EXERCISE BRIEF
Pick out each line of the records that includes the string "الإباحة", and copy it.

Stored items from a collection

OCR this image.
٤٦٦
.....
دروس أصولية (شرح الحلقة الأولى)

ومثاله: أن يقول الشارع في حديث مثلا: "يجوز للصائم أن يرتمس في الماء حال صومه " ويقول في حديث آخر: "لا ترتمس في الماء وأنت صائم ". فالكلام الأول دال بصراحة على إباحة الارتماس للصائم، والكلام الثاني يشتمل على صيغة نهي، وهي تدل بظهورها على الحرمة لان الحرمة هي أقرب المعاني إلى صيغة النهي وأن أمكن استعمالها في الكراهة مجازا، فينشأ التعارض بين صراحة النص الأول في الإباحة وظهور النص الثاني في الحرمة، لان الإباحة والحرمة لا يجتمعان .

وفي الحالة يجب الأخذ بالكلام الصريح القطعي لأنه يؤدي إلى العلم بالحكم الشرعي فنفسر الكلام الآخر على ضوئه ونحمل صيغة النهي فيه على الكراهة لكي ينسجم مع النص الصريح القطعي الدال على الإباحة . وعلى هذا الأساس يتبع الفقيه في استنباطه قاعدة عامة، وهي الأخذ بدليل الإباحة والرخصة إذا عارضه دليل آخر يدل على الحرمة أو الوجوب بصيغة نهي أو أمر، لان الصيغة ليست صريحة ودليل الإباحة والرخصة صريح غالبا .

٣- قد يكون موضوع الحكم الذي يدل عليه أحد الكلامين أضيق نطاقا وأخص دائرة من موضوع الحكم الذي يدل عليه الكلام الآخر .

EXPECTED ANSWER
ومثاله: أن يقول الشارع في حديث مثلا: "يجوز للصائم أن يرتمس في الماء حال صومه " ويقول في حديث آخر: "لا ترتمس في الماء وأنت صائم ". فالكلام الأول دال بصراحة على إباحة الارتماس للصائم، والكلام الثاني يشتمل على صيغة نهي، وهي تدل بظهورها على الحرمة لان الحرمة هي أقرب المعاني إلى صيغة النهي وأن أمكن استعمالها في الكراهة مجازا، فينشأ التعارض بين صراحة النص الأول في الإباحة وظهور النص الثاني في الحرمة، لان الإباحة والحرمة لا يجتمعان .
وفي الحالة يجب الأخذ بالكلام الصريح القطعي لأنه يؤدي إلى العلم بالحكم الشرعي فنفسر الكلام الآخر على ضوئه ونحمل صيغة النهي فيه على الكراهة لكي ينسجم مع النص الصريح القطعي الدال على الإباحة . وعلى هذا الأساس يتبع الفقيه في استنباطه قاعدة عامة، وهي الأخذ بدليل الإباحة والرخصة إذا عارضه دليل آخر يدل على الحرمة أو الوجوب بصيغة نهي أو أمر، لان الصيغة ليست صريحة ودليل الإباحة والرخصة صريح غالبا .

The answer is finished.